- _WHAT IS BEING ASKED_
Collect all lines from the records below that include the word "agent".
RECORDED INFORMATION start
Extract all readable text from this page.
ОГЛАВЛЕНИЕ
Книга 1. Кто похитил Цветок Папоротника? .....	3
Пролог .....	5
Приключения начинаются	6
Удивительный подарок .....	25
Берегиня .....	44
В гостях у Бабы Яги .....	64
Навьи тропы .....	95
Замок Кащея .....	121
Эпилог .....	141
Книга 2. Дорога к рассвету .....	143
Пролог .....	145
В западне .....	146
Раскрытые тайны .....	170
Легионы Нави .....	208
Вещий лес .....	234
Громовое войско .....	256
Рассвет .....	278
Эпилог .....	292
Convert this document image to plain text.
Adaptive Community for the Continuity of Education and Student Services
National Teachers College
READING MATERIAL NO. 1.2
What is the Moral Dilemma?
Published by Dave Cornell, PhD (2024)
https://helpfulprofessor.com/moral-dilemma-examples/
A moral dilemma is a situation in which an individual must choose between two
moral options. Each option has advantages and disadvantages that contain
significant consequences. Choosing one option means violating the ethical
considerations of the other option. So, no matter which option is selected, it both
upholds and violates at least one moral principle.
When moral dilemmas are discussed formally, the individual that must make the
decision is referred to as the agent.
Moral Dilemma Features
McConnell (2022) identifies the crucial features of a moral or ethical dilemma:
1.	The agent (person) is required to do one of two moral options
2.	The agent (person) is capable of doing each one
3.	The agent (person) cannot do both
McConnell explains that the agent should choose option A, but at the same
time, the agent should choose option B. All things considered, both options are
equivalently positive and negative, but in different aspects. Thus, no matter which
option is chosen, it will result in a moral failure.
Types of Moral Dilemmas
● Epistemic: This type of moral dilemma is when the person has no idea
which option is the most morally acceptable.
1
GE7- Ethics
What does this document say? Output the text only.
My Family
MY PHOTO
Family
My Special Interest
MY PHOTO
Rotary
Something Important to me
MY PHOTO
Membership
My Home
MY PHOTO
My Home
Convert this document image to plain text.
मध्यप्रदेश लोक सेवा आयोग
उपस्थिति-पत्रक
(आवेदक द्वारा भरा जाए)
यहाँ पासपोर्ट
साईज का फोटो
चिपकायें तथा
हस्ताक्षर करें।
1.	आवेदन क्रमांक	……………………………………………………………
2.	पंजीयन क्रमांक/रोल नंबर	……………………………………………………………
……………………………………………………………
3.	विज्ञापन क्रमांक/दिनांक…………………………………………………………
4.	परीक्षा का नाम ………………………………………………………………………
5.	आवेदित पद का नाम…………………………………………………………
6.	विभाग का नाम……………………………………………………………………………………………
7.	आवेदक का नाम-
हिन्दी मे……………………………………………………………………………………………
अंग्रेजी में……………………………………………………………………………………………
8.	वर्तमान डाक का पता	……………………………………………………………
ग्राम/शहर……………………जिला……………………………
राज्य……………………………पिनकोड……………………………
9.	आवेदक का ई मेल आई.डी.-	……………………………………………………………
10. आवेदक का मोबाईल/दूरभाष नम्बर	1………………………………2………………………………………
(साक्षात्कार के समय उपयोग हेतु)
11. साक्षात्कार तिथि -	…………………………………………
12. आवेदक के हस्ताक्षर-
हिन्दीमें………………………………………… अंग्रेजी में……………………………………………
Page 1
RECORDED INFORMATION end
- _SOLUTION TO THIS TASK_
decision is referred to as the agent.
1.	The agent (person) is required to do one of two moral options
2.	The agent (person) is capable of doing each one
3.	The agent (person) cannot do both
McConnell explains that the agent should choose option A, but at the same
time, the agent should choose option B. All things considered, both options are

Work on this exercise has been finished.